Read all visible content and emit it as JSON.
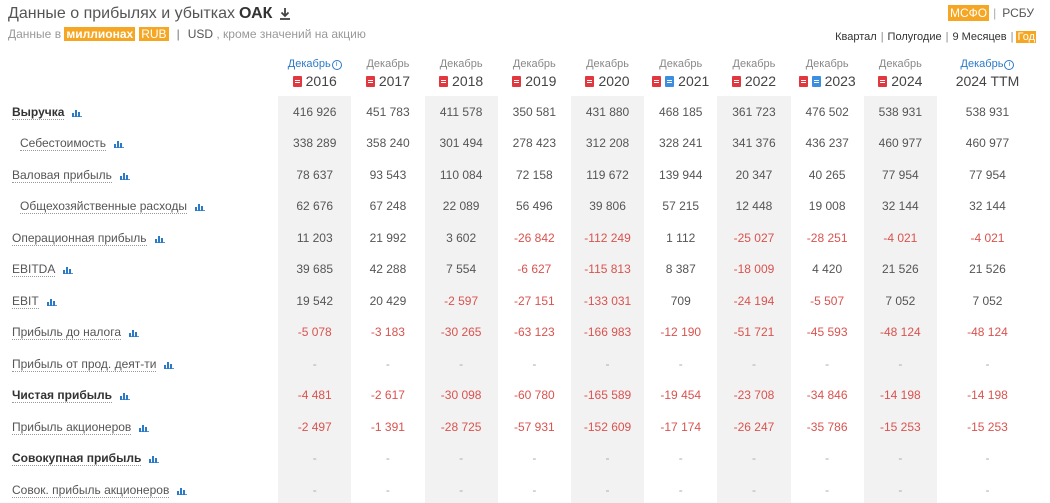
{
  "header": {
    "title": "Данные о прибылях и убытках",
    "ticker": "ОАК",
    "units_prefix": "Данные в",
    "units_scale": "миллионах",
    "currency_rub": "RUB",
    "currency_usd": "USD",
    "units_suffix": ", кроме значений на акцию"
  },
  "standards": [
    "МСФО",
    "РСБУ"
  ],
  "periods": [
    "Квартал",
    "Полугодие",
    "9 Месяцев",
    "Год"
  ],
  "columns": [
    {
      "month": "Декабрь",
      "year": "2016",
      "icons": [
        "pdf"
      ],
      "info": true
    },
    {
      "month": "Декабрь",
      "year": "2017",
      "icons": [
        "pdf"
      ],
      "info": false
    },
    {
      "month": "Декабрь",
      "year": "2018",
      "icons": [
        "pdf"
      ],
      "info": false
    },
    {
      "month": "Декабрь",
      "year": "2019",
      "icons": [
        "pdf"
      ],
      "info": false
    },
    {
      "month": "Декабрь",
      "year": "2020",
      "icons": [
        "pdf"
      ],
      "info": false
    },
    {
      "month": "Декабрь",
      "year": "2021",
      "icons": [
        "pdf",
        "doc"
      ],
      "info": false
    },
    {
      "month": "Декабрь",
      "year": "2022",
      "icons": [
        "pdf"
      ],
      "info": false
    },
    {
      "month": "Декабрь",
      "year": "2023",
      "icons": [
        "pdf",
        "doc"
      ],
      "info": false
    },
    {
      "month": "Декабрь",
      "year": "2024",
      "icons": [
        "pdf"
      ],
      "info": false
    },
    {
      "month": "Декабрь",
      "year": "2024 TTM",
      "icons": [],
      "info": true
    }
  ],
  "rows": [
    {
      "label": "Выручка",
      "bold": true,
      "indent": false,
      "values": [
        "416 926",
        "451 783",
        "411 578",
        "350 581",
        "431 880",
        "468 185",
        "361 723",
        "476 502",
        "538 931",
        "538 931"
      ]
    },
    {
      "label": "Себестоимость",
      "bold": false,
      "indent": true,
      "values": [
        "338 289",
        "358 240",
        "301 494",
        "278 423",
        "312 208",
        "328 241",
        "341 376",
        "436 237",
        "460 977",
        "460 977"
      ]
    },
    {
      "label": "Валовая прибыль",
      "bold": false,
      "indent": false,
      "values": [
        "78 637",
        "93 543",
        "110 084",
        "72 158",
        "119 672",
        "139 944",
        "20 347",
        "40 265",
        "77 954",
        "77 954"
      ]
    },
    {
      "label": "Общехозяйственные расходы",
      "bold": false,
      "indent": true,
      "values": [
        "62 676",
        "67 248",
        "22 089",
        "56 496",
        "39 806",
        "57 215",
        "12 448",
        "19 008",
        "32 144",
        "32 144"
      ]
    },
    {
      "label": "Операционная прибыль",
      "bold": false,
      "indent": false,
      "values": [
        "11 203",
        "21 992",
        "3 602",
        "-26 842",
        "-112 249",
        "1 112",
        "-25 027",
        "-28 251",
        "-4 021",
        "-4 021"
      ]
    },
    {
      "label": "EBITDA",
      "bold": false,
      "indent": false,
      "values": [
        "39 685",
        "42 288",
        "7 554",
        "-6 627",
        "-115 813",
        "8 387",
        "-18 009",
        "4 420",
        "21 526",
        "21 526"
      ]
    },
    {
      "label": "EBIT",
      "bold": false,
      "indent": false,
      "values": [
        "19 542",
        "20 429",
        "-2 597",
        "-27 151",
        "-133 031",
        "709",
        "-24 194",
        "-5 507",
        "7 052",
        "7 052"
      ]
    },
    {
      "label": "Прибыль до налога",
      "bold": false,
      "indent": false,
      "values": [
        "-5 078",
        "-3 183",
        "-30 265",
        "-63 123",
        "-166 983",
        "-12 190",
        "-51 721",
        "-45 593",
        "-48 124",
        "-48 124"
      ]
    },
    {
      "label": "Прибыль от прод. деят-ти",
      "bold": false,
      "indent": false,
      "values": [
        "-",
        "-",
        "-",
        "-",
        "-",
        "-",
        "-",
        "-",
        "-",
        "-"
      ]
    },
    {
      "label": "Чистая прибыль",
      "bold": true,
      "indent": false,
      "values": [
        "-4 481",
        "-2 617",
        "-30 098",
        "-60 780",
        "-165 589",
        "-19 454",
        "-23 708",
        "-34 846",
        "-14 198",
        "-14 198"
      ]
    },
    {
      "label": "Прибыль акционеров",
      "bold": false,
      "indent": false,
      "values": [
        "-2 497",
        "-1 391",
        "-28 725",
        "-57 931",
        "-152 609",
        "-17 174",
        "-26 247",
        "-35 786",
        "-15 253",
        "-15 253"
      ]
    },
    {
      "label": "Совокупная прибыль",
      "bold": true,
      "indent": false,
      "values": [
        "-",
        "-",
        "-",
        "-",
        "-",
        "-",
        "-",
        "-",
        "-",
        "-"
      ]
    },
    {
      "label": "Совок. прибыль акционеров",
      "bold": false,
      "indent": false,
      "values": [
        "-",
        "-",
        "-",
        "-",
        "-",
        "-",
        "-",
        "-",
        "-",
        "-"
      ]
    }
  ]
}
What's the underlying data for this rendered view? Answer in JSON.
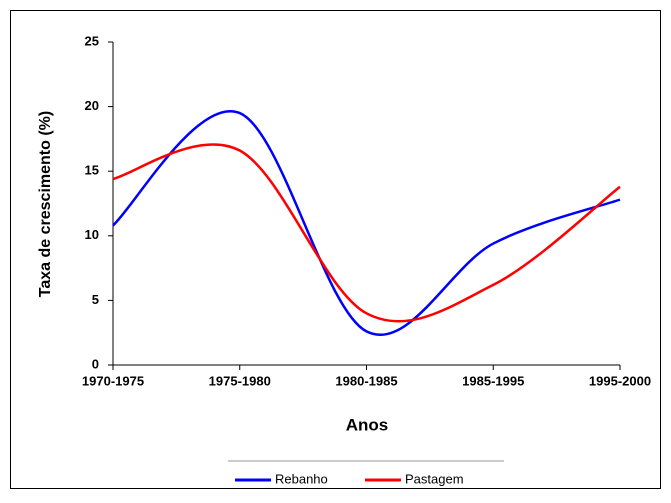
{
  "chart_data": {
    "type": "line",
    "x_label": "Anos",
    "y_label": "Taxa de crescimento (%)",
    "categories": [
      "1970-1975",
      "1975-1980",
      "1980-1985",
      "1985-1995",
      "1995-2000"
    ],
    "series": [
      {
        "name": "Rebanho",
        "color": "#0000ff",
        "values": [
          10.8,
          19.5,
          2.6,
          9.4,
          12.8
        ]
      },
      {
        "name": "Pastagem",
        "color": "#ff0000",
        "values": [
          14.4,
          16.6,
          4.0,
          6.2,
          13.8
        ]
      }
    ],
    "ylim": [
      0,
      25
    ],
    "yticks": [
      0,
      5,
      10,
      15,
      20,
      25
    ],
    "smooth": true,
    "legend": "bottom"
  }
}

WORK TO BE COMPLETED: Please quote the records above exactly, beginning at the line that contains "What's the underlying" and ending at their last line. Leave the pictures out.

OUTPUT OF THE TASK:
What's the underlying data for this rendered view? Answer in JSON.
{
  "chart_data": {
    "type": "line",
    "x_label": "Anos",
    "y_label": "Taxa de crescimento (%)",
    "categories": [
      "1970-1975",
      "1975-1980",
      "1980-1985",
      "1985-1995",
      "1995-2000"
    ],
    "series": [
      {
        "name": "Rebanho",
        "color": "#0000ff",
        "values": [
          10.8,
          19.5,
          2.6,
          9.4,
          12.8
        ]
      },
      {
        "name": "Pastagem",
        "color": "#ff0000",
        "values": [
          14.4,
          16.6,
          4.0,
          6.2,
          13.8
        ]
      }
    ],
    "ylim": [
      0,
      25
    ],
    "yticks": [
      0,
      5,
      10,
      15,
      20,
      25
    ],
    "smooth": true,
    "legend": "bottom"
  }
}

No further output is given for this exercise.